_AIM OF THE TASK:_ Determine the count of lines holding "More" and give that count alone.

(Stored data)
= = =

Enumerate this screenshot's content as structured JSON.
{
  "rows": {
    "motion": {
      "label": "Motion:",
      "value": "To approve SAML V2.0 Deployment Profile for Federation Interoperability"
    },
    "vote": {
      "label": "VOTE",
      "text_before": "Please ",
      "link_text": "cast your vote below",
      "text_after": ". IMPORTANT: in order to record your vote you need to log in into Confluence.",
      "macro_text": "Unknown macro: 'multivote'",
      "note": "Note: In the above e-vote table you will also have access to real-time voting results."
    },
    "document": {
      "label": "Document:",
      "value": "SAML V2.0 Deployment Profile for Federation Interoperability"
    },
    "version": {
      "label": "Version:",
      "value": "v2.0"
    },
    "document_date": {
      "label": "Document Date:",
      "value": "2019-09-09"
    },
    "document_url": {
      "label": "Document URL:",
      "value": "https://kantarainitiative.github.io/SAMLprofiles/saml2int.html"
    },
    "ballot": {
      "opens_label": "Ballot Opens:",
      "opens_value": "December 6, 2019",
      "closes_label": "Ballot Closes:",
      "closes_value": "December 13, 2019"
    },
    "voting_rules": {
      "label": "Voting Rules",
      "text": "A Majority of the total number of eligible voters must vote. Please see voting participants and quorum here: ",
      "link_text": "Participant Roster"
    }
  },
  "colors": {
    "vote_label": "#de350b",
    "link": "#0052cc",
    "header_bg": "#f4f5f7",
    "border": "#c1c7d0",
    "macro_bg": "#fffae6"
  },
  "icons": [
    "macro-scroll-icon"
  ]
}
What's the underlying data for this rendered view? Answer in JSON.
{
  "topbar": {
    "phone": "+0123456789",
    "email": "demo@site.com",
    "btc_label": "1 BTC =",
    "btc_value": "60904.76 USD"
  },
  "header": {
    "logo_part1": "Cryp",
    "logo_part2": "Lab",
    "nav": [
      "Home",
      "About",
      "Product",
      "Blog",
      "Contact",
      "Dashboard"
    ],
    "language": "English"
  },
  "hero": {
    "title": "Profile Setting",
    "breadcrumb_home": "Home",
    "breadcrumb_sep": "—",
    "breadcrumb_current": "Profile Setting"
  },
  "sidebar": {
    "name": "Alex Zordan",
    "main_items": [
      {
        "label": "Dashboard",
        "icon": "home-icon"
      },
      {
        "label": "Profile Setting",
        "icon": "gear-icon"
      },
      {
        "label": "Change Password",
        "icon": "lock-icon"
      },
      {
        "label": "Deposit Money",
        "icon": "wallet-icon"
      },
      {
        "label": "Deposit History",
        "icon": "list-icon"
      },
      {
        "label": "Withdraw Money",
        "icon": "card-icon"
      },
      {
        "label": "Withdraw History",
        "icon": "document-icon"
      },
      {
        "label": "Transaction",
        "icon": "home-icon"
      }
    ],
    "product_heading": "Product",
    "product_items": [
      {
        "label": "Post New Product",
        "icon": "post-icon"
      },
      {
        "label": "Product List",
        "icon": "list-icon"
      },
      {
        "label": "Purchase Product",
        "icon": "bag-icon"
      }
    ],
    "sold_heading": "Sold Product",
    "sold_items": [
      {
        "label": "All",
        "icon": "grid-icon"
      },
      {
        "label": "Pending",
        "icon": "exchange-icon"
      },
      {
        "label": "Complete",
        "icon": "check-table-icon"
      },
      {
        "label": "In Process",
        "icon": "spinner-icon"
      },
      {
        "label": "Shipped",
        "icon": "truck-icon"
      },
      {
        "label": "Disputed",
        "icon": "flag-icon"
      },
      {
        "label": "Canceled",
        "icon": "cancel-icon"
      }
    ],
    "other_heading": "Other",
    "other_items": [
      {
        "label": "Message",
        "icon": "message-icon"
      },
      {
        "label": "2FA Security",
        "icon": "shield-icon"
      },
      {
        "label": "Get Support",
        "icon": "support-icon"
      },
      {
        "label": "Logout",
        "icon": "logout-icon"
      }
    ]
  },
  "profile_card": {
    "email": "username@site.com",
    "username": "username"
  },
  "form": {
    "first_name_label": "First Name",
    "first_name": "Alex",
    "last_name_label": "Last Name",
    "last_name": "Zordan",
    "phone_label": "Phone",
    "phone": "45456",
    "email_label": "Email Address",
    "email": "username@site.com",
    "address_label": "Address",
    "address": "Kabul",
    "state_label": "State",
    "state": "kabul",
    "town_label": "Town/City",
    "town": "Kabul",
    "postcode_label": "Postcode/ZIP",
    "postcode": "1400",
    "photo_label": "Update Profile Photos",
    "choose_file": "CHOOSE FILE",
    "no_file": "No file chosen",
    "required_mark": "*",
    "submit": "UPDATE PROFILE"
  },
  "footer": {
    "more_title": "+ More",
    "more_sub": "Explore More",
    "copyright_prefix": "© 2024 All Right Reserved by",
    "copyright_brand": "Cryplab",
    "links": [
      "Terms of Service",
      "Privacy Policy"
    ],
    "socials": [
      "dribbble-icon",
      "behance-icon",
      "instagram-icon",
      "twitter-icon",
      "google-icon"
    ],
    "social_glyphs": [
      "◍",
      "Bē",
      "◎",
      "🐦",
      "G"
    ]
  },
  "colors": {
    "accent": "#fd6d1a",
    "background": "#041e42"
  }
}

= = =

_OUTPUT FOR THIS EXERCISE:_ 2